**WRITTEN PROBLEM**
Please repeat all of the listing exactly.

========================================

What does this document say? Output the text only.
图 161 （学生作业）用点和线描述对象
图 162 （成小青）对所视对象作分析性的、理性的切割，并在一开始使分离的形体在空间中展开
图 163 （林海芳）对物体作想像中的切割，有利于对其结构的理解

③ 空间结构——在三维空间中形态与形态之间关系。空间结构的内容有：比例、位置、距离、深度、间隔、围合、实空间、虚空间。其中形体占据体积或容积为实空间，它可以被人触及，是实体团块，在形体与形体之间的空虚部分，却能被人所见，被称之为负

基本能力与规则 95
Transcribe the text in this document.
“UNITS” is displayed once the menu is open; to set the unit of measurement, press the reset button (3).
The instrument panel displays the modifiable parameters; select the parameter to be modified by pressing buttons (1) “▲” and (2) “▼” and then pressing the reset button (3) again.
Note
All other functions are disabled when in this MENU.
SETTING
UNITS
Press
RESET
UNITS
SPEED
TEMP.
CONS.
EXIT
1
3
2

========================================

**SOLUTION TO THIS TASK**
What does this document say? Output the text only.
图 161 （学生作业）用点和线描述对象
图 162 （成小青）对所视对象作分析性的、理性的切割，并在一开始使分离的形体在空间中展开
图 163 （林海芳）对物体作想像中的切割，有利于对其结构的理解

③ 空间结构——在三维空间中形态与形态之间关系。空间结构的内容有：比例、位置、距离、深度、间隔、围合、实空间、虚空间。其中形体占据体积或容积为实空间，它可以被人触及，是实体团块，在形体与形体之间的空虚部分，却能被人所见，被称之为负

基本能力与规则 95
Transcribe the text in this document.
“UNITS” is displayed once the menu is open; to set the unit of measurement, press the reset button (3).
The instrument panel displays the modifiable parameters; select the parameter to be modified by pressing buttons (1) “▲” and (2) “▼” and then pressing the reset button (3) again.
Note
All other functions are disabled when in this MENU.
SETTING
UNITS
Press
RESET
UNITS
SPEED
TEMP.
CONS.
EXIT
1
3
2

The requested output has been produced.